* Start MATERIAL SHOWN *

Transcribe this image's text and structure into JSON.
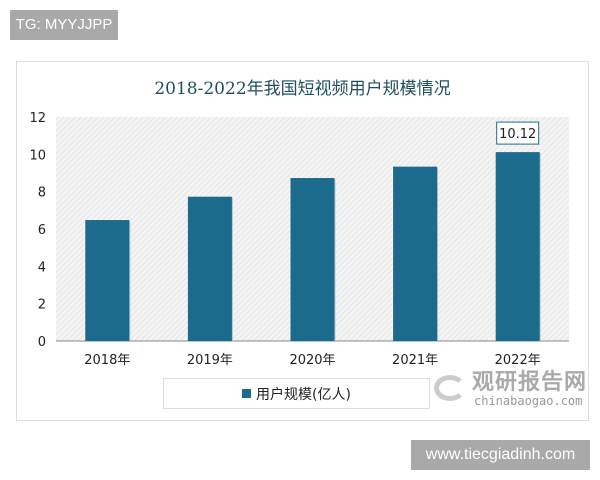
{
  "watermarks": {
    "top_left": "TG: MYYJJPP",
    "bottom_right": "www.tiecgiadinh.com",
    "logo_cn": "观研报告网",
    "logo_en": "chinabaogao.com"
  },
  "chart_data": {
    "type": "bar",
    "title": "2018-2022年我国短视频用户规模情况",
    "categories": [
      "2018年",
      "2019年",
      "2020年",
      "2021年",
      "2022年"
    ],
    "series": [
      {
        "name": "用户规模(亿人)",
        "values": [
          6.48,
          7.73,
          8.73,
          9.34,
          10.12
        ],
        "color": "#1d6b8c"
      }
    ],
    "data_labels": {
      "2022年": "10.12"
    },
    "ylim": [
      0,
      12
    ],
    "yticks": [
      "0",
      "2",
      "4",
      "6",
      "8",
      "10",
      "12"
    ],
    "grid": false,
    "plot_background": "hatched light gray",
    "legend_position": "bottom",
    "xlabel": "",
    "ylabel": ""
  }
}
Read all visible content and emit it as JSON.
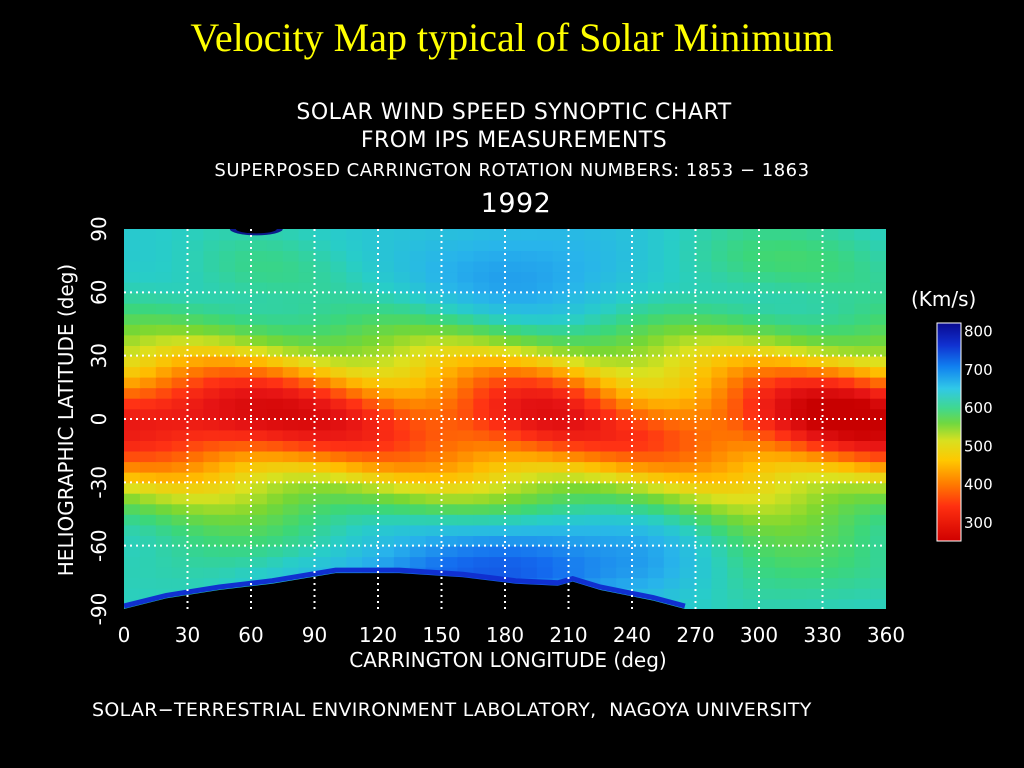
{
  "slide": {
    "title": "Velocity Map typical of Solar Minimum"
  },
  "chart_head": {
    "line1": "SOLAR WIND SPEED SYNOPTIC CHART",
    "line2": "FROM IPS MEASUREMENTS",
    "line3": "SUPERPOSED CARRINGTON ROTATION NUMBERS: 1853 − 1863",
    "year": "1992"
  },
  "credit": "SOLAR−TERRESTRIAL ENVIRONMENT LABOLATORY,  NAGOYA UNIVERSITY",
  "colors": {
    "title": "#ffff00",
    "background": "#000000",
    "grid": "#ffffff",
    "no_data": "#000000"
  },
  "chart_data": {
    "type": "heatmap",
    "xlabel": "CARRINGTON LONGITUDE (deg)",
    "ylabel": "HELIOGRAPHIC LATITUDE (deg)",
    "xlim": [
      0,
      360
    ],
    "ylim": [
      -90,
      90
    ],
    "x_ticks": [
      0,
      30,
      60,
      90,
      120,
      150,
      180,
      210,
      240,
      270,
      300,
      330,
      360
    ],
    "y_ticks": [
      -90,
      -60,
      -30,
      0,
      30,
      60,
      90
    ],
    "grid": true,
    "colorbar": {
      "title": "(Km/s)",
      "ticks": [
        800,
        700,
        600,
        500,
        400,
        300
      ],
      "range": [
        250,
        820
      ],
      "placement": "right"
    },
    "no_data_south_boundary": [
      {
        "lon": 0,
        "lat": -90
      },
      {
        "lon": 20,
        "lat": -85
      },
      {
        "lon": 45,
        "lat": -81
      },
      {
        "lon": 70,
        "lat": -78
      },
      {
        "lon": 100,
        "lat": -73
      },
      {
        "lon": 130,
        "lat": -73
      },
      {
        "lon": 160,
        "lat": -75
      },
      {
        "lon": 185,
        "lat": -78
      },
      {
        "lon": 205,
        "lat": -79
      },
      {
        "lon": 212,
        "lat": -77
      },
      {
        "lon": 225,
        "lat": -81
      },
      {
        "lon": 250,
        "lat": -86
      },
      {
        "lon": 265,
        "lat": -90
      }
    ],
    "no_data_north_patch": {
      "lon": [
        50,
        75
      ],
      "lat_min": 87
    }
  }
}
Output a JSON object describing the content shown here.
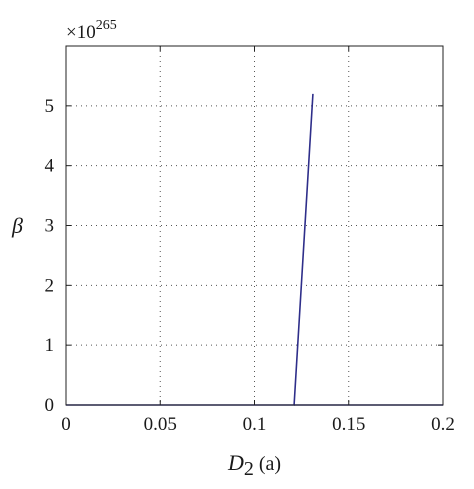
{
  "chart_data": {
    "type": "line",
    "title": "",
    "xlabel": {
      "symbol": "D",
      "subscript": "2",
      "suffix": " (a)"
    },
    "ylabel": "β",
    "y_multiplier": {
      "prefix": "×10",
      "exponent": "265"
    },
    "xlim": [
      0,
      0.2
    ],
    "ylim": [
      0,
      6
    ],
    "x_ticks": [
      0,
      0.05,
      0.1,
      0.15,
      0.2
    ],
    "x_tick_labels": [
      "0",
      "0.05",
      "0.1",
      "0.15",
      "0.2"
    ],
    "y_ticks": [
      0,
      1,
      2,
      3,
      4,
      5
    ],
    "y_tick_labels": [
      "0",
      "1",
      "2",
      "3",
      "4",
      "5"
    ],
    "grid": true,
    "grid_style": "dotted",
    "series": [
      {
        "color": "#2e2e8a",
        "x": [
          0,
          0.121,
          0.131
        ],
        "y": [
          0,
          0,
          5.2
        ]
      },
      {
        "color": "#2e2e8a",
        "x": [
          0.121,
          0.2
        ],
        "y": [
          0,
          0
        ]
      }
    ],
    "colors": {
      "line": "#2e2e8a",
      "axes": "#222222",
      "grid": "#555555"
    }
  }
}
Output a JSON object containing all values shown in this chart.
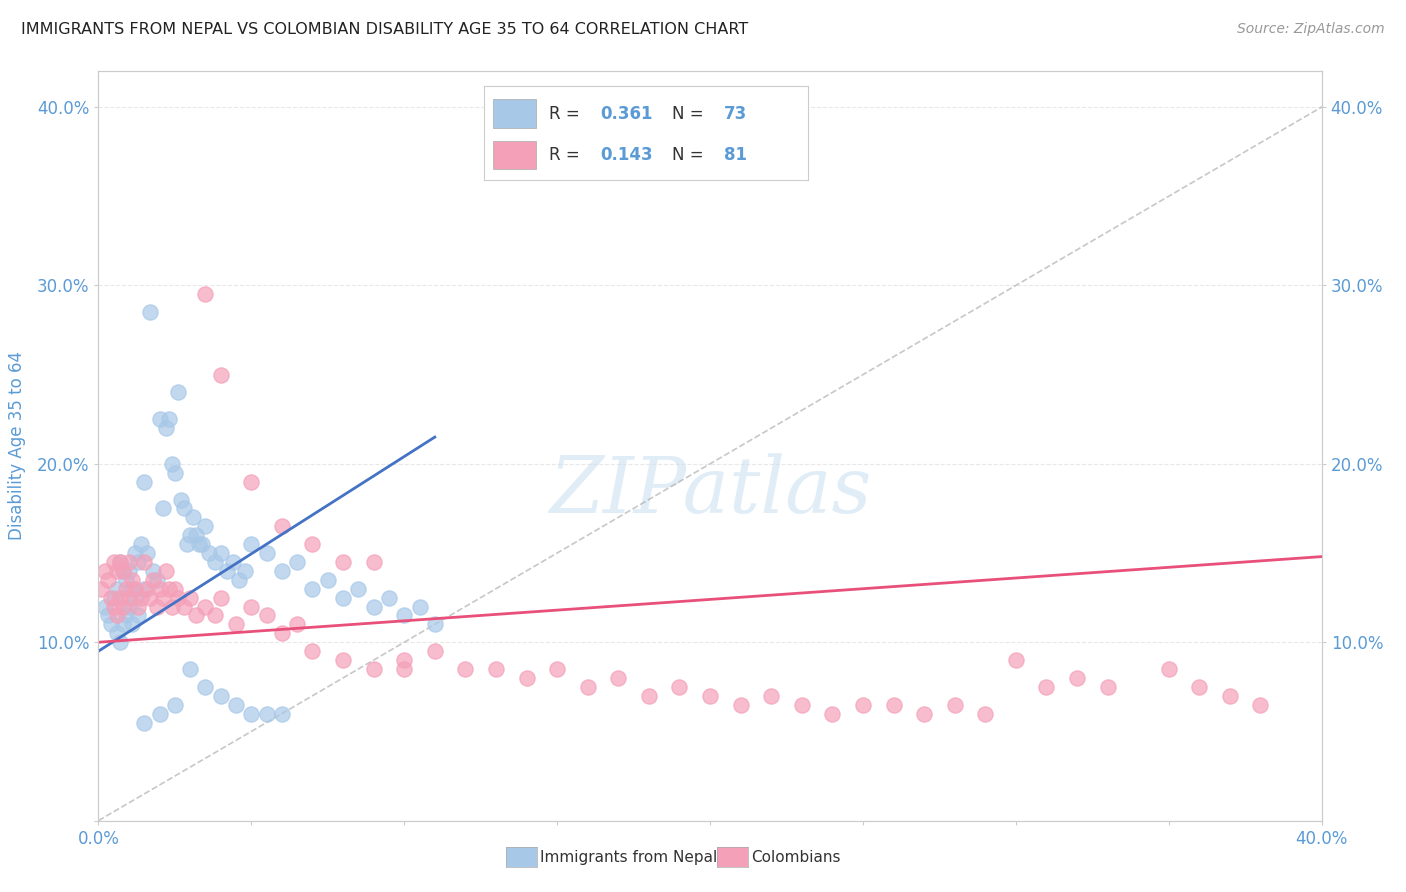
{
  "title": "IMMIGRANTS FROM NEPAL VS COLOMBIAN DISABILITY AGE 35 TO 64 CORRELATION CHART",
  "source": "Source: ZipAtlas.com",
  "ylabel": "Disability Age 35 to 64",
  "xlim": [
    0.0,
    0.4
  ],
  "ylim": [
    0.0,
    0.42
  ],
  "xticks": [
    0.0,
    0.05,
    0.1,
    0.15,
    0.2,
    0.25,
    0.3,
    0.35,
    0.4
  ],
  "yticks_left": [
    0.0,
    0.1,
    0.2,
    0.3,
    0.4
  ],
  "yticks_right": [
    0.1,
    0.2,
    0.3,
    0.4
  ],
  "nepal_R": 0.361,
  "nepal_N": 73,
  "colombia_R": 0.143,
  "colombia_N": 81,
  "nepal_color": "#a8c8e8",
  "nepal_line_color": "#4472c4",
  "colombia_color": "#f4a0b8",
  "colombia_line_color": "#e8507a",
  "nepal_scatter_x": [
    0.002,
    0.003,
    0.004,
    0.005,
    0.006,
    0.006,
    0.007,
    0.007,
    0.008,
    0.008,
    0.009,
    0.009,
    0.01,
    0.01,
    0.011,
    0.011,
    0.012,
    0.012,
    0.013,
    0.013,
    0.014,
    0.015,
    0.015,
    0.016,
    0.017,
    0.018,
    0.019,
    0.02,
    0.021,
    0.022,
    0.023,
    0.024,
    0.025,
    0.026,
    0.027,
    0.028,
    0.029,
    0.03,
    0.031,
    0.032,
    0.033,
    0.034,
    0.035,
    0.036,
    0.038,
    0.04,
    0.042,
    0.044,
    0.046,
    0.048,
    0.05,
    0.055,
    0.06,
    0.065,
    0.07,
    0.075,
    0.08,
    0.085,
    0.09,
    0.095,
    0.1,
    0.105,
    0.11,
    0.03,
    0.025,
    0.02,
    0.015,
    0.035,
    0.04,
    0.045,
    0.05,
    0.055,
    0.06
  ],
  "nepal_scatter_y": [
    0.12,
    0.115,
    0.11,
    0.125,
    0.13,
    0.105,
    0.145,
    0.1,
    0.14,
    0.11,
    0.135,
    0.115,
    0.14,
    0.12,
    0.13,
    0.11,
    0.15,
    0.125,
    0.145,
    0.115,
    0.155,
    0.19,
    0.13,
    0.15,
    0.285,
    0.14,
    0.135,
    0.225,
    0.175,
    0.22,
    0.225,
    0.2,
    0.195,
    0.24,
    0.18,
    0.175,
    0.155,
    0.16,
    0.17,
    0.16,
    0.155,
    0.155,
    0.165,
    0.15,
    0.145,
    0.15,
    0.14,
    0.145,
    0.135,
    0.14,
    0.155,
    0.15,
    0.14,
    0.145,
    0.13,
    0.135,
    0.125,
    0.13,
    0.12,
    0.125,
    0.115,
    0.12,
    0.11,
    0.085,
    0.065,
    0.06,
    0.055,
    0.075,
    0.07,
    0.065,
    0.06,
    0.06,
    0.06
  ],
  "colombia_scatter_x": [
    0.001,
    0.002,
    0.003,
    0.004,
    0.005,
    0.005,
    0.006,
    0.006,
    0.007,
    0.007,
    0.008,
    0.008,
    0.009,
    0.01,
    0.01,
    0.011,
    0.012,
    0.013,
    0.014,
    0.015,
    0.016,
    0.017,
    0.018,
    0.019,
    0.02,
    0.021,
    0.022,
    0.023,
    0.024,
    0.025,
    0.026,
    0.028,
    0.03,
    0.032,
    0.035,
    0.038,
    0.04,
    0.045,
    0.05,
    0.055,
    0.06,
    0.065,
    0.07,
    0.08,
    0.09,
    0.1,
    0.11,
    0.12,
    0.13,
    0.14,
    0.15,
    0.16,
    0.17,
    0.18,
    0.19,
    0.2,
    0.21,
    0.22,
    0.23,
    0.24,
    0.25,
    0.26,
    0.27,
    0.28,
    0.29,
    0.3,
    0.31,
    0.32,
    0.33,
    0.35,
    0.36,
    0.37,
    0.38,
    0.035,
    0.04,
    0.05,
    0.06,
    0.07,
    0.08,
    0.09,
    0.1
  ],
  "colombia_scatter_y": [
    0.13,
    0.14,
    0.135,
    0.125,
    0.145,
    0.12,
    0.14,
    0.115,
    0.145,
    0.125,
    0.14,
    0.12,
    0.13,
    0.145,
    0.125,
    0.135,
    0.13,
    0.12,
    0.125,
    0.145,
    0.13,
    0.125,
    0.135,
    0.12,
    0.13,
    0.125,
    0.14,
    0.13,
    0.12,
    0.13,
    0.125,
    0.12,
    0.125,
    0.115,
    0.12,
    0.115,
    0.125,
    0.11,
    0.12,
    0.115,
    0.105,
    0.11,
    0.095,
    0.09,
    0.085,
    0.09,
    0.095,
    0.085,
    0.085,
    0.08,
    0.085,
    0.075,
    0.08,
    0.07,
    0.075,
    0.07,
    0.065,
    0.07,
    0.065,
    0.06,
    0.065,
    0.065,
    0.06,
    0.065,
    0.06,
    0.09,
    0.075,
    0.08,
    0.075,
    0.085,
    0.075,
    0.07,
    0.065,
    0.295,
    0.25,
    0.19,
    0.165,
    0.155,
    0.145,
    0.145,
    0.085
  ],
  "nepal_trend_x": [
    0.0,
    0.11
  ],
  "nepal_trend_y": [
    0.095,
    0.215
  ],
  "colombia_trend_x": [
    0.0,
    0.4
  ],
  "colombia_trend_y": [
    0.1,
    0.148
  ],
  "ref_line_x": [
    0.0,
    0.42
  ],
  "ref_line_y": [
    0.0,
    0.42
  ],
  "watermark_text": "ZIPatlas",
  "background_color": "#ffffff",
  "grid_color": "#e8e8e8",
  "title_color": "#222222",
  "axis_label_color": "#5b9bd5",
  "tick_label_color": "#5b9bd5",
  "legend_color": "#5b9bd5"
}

* End MATERIAL SHOWN *

▸ WHAT YOU SHOULD DO
Which lines hold the string "ylabel"? Copy all of them from the data above.

▸ RESULT OF THE EXERCISE
    "ylabel": ""
    "ylabel": "HELIOGRAPHIC LATITUDE (deg)",
    "ylabel": "β",
  "ylabel": "Disability Age 35 to 64",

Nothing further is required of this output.